Pictures do not belong in your copy. Repeat all the other data exactly.

| Provided data |
- - - - - - -
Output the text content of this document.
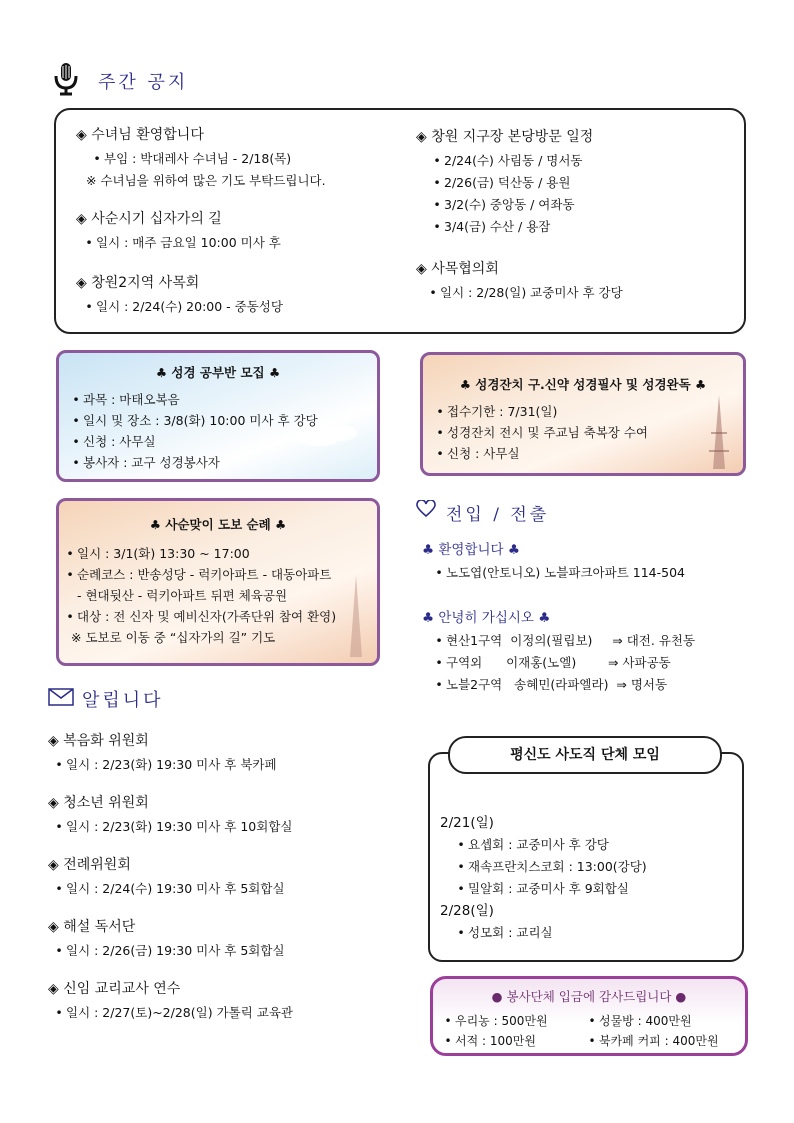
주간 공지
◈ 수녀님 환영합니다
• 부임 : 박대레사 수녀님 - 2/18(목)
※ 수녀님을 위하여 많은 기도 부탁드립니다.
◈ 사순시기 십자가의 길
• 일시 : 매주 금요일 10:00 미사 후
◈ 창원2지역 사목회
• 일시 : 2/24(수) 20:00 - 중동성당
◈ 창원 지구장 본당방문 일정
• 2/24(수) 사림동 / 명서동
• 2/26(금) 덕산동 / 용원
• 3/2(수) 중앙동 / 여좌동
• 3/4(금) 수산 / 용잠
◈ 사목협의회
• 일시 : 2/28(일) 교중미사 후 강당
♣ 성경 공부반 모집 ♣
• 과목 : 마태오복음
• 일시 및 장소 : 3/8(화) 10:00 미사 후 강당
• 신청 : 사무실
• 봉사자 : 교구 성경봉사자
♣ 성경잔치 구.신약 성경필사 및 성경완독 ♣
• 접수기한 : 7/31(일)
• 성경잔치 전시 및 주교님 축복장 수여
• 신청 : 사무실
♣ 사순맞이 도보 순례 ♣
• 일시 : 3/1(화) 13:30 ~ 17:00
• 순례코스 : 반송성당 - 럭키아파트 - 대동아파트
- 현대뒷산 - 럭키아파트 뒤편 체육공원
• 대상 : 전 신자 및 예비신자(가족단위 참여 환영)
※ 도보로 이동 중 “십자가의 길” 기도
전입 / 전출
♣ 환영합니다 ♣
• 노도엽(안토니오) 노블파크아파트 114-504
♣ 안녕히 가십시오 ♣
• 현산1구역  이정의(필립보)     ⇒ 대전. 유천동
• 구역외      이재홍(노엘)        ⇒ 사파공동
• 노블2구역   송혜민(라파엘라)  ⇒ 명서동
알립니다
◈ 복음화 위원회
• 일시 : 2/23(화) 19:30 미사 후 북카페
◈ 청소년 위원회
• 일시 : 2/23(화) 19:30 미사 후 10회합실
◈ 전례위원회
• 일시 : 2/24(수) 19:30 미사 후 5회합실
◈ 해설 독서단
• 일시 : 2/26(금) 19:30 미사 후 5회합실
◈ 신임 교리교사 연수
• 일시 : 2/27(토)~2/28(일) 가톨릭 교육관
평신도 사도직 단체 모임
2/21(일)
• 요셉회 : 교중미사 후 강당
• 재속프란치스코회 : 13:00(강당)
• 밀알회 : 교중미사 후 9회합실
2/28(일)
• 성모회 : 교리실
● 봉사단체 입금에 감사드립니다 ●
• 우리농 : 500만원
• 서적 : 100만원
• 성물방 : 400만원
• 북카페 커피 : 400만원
- - - - - - -
| Final result |
Output the text content of this document.
주간 공지
◈ 수녀님 환영합니다
• 부임 : 박대레사 수녀님 - 2/18(목)
※ 수녀님을 위하여 많은 기도 부탁드립니다.
◈ 사순시기 십자가의 길
• 일시 : 매주 금요일 10:00 미사 후
◈ 창원2지역 사목회
• 일시 : 2/24(수) 20:00 - 중동성당
◈ 창원 지구장 본당방문 일정
• 2/24(수) 사림동 / 명서동
• 2/26(금) 덕산동 / 용원
• 3/2(수) 중앙동 / 여좌동
• 3/4(금) 수산 / 용잠
◈ 사목협의회
• 일시 : 2/28(일) 교중미사 후 강당
♣ 성경 공부반 모집 ♣
• 과목 : 마태오복음
• 일시 및 장소 : 3/8(화) 10:00 미사 후 강당
• 신청 : 사무실
• 봉사자 : 교구 성경봉사자
♣ 성경잔치 구.신약 성경필사 및 성경완독 ♣
• 접수기한 : 7/31(일)
• 성경잔치 전시 및 주교님 축복장 수여
• 신청 : 사무실
♣ 사순맞이 도보 순례 ♣
• 일시 : 3/1(화) 13:30 ~ 17:00
• 순례코스 : 반송성당 - 럭키아파트 - 대동아파트
- 현대뒷산 - 럭키아파트 뒤편 체육공원
• 대상 : 전 신자 및 예비신자(가족단위 참여 환영)
※ 도보로 이동 중 “십자가의 길” 기도
전입 / 전출
♣ 환영합니다 ♣
• 노도엽(안토니오) 노블파크아파트 114-504
♣ 안녕히 가십시오 ♣
• 현산1구역  이정의(필립보)     ⇒ 대전. 유천동
• 구역외      이재홍(노엘)        ⇒ 사파공동
• 노블2구역   송혜민(라파엘라)  ⇒ 명서동
알립니다
◈ 복음화 위원회
• 일시 : 2/23(화) 19:30 미사 후 북카페
◈ 청소년 위원회
• 일시 : 2/23(화) 19:30 미사 후 10회합실
◈ 전례위원회
• 일시 : 2/24(수) 19:30 미사 후 5회합실
◈ 해설 독서단
• 일시 : 2/26(금) 19:30 미사 후 5회합실
◈ 신임 교리교사 연수
• 일시 : 2/27(토)~2/28(일) 가톨릭 교육관
평신도 사도직 단체 모임
2/21(일)
• 요셉회 : 교중미사 후 강당
• 재속프란치스코회 : 13:00(강당)
• 밀알회 : 교중미사 후 9회합실
2/28(일)
• 성모회 : 교리실
● 봉사단체 입금에 감사드립니다 ●
• 우리농 : 500만원
• 서적 : 100만원
• 성물방 : 400만원
• 북카페 커피 : 400만원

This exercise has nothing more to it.